-- begin --

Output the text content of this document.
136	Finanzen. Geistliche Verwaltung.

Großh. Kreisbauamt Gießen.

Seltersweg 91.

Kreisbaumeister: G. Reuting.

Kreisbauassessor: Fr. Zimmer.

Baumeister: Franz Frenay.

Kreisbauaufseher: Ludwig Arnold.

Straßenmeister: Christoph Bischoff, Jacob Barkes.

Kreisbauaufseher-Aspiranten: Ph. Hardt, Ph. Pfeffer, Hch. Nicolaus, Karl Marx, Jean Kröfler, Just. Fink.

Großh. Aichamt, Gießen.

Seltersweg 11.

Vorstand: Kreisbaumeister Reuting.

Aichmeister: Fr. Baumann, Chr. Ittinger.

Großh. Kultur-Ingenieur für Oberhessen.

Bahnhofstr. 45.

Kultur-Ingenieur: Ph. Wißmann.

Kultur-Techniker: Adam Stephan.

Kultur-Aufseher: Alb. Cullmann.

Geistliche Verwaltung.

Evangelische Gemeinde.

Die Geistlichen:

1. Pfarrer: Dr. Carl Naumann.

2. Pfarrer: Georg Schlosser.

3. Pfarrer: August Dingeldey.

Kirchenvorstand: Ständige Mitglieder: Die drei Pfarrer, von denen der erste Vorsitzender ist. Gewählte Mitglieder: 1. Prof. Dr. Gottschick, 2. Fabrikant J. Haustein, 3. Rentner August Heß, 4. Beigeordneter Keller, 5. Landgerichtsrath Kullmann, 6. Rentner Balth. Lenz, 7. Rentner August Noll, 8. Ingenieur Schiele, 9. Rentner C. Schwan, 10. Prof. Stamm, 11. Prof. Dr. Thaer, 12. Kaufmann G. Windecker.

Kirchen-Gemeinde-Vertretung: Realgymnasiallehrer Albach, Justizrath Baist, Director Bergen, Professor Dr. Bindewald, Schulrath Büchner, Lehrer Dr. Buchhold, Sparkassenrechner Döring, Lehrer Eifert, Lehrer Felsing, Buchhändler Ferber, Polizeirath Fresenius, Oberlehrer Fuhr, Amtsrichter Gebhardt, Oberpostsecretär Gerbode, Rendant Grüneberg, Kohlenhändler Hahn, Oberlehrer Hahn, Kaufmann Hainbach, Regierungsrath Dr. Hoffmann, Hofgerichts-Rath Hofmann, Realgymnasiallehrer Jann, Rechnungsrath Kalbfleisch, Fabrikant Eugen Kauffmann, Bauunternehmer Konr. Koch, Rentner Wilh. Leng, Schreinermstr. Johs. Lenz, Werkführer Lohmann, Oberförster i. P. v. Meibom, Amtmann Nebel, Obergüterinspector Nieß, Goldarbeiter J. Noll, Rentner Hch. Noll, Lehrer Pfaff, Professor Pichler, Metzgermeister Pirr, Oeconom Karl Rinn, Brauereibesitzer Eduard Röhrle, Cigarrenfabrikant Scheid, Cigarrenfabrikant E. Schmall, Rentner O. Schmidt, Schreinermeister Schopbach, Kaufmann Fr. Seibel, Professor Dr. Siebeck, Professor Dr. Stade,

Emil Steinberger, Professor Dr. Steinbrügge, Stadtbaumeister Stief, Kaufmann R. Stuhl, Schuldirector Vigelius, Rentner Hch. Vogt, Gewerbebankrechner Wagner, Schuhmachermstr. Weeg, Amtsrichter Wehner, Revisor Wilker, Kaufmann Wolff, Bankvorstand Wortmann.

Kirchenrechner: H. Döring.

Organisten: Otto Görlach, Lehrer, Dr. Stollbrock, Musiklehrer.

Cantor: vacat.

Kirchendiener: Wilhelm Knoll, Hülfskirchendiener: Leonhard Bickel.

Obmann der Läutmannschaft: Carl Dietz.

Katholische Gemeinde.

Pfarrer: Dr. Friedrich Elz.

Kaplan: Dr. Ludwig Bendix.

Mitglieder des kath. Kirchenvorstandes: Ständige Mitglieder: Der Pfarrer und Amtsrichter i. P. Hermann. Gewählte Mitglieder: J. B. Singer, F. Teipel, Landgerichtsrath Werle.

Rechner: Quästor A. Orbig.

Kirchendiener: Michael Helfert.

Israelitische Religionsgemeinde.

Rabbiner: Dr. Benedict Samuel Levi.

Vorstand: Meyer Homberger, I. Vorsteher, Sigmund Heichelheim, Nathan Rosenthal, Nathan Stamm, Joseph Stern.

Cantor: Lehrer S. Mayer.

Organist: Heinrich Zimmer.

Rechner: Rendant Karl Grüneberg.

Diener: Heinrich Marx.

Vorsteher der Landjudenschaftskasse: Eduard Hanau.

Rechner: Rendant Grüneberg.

-- end --

* [Stated task] Write the whole listing out again. Keep every line exactly as it is.

* [Reply]
Output the text content of this document.
136	Finanzen. Geistliche Verwaltung.

Großh. Kreisbauamt Gießen.

Seltersweg 91.

Kreisbaumeister: G. Reuting.

Kreisbauassessor: Fr. Zimmer.

Baumeister: Franz Frenay.

Kreisbauaufseher: Ludwig Arnold.

Straßenmeister: Christoph Bischoff, Jacob Barkes.

Kreisbauaufseher-Aspiranten: Ph. Hardt, Ph. Pfeffer, Hch. Nicolaus, Karl Marx, Jean Kröfler, Just. Fink.

Großh. Aichamt, Gießen.

Seltersweg 11.

Vorstand: Kreisbaumeister Reuting.

Aichmeister: Fr. Baumann, Chr. Ittinger.

Großh. Kultur-Ingenieur für Oberhessen.

Bahnhofstr. 45.

Kultur-Ingenieur: Ph. Wißmann.

Kultur-Techniker: Adam Stephan.

Kultur-Aufseher: Alb. Cullmann.

Geistliche Verwaltung.

Evangelische Gemeinde.

Die Geistlichen:

1. Pfarrer: Dr. Carl Naumann.

2. Pfarrer: Georg Schlosser.

3. Pfarrer: August Dingeldey.

Kirchenvorstand: Ständige Mitglieder: Die drei Pfarrer, von denen der erste Vorsitzender ist. Gewählte Mitglieder: 1. Prof. Dr. Gottschick, 2. Fabrikant J. Haustein, 3. Rentner August Heß, 4. Beigeordneter Keller, 5. Landgerichtsrath Kullmann, 6. Rentner Balth. Lenz, 7. Rentner August Noll, 8. Ingenieur Schiele, 9. Rentner C. Schwan, 10. Prof. Stamm, 11. Prof. Dr. Thaer, 12. Kaufmann G. Windecker.

Kirchen-Gemeinde-Vertretung: Realgymnasiallehrer Albach, Justizrath Baist, Director Bergen, Professor Dr. Bindewald, Schulrath Büchner, Lehrer Dr. Buchhold, Sparkassenrechner Döring, Lehrer Eifert, Lehrer Felsing, Buchhändler Ferber, Polizeirath Fresenius, Oberlehrer Fuhr, Amtsrichter Gebhardt, Oberpostsecretär Gerbode, Rendant Grüneberg, Kohlenhändler Hahn, Oberlehrer Hahn, Kaufmann Hainbach, Regierungsrath Dr. Hoffmann, Hofgerichts-Rath Hofmann, Realgymnasiallehrer Jann, Rechnungsrath Kalbfleisch, Fabrikant Eugen Kauffmann, Bauunternehmer Konr. Koch, Rentner Wilh. Leng, Schreinermstr. Johs. Lenz, Werkführer Lohmann, Oberförster i. P. v. Meibom, Amtmann Nebel, Obergüterinspector Nieß, Goldarbeiter J. Noll, Rentner Hch. Noll, Lehrer Pfaff, Professor Pichler, Metzgermeister Pirr, Oeconom Karl Rinn, Brauereibesitzer Eduard Röhrle, Cigarrenfabrikant Scheid, Cigarrenfabrikant E. Schmall, Rentner O. Schmidt, Schreinermeister Schopbach, Kaufmann Fr. Seibel, Professor Dr. Siebeck, Professor Dr. Stade,

Emil Steinberger, Professor Dr. Steinbrügge, Stadtbaumeister Stief, Kaufmann R. Stuhl, Schuldirector Vigelius, Rentner Hch. Vogt, Gewerbebankrechner Wagner, Schuhmachermstr. Weeg, Amtsrichter Wehner, Revisor Wilker, Kaufmann Wolff, Bankvorstand Wortmann.

Kirchenrechner: H. Döring.

Organisten: Otto Görlach, Lehrer, Dr. Stollbrock, Musiklehrer.

Cantor: vacat.

Kirchendiener: Wilhelm Knoll, Hülfskirchendiener: Leonhard Bickel.

Obmann der Läutmannschaft: Carl Dietz.

Katholische Gemeinde.

Pfarrer: Dr. Friedrich Elz.

Kaplan: Dr. Ludwig Bendix.

Mitglieder des kath. Kirchenvorstandes: Ständige Mitglieder: Der Pfarrer und Amtsrichter i. P. Hermann. Gewählte Mitglieder: J. B. Singer, F. Teipel, Landgerichtsrath Werle.

Rechner: Quästor A. Orbig.

Kirchendiener: Michael Helfert.

Israelitische Religionsgemeinde.

Rabbiner: Dr. Benedict Samuel Levi.

Vorstand: Meyer Homberger, I. Vorsteher, Sigmund Heichelheim, Nathan Rosenthal, Nathan Stamm, Joseph Stern.

Cantor: Lehrer S. Mayer.

Organist: Heinrich Zimmer.

Rechner: Rendant Karl Grüneberg.

Diener: Heinrich Marx.

Vorsteher der Landjudenschaftskasse: Eduard Hanau.

Rechner: Rendant Grüneberg.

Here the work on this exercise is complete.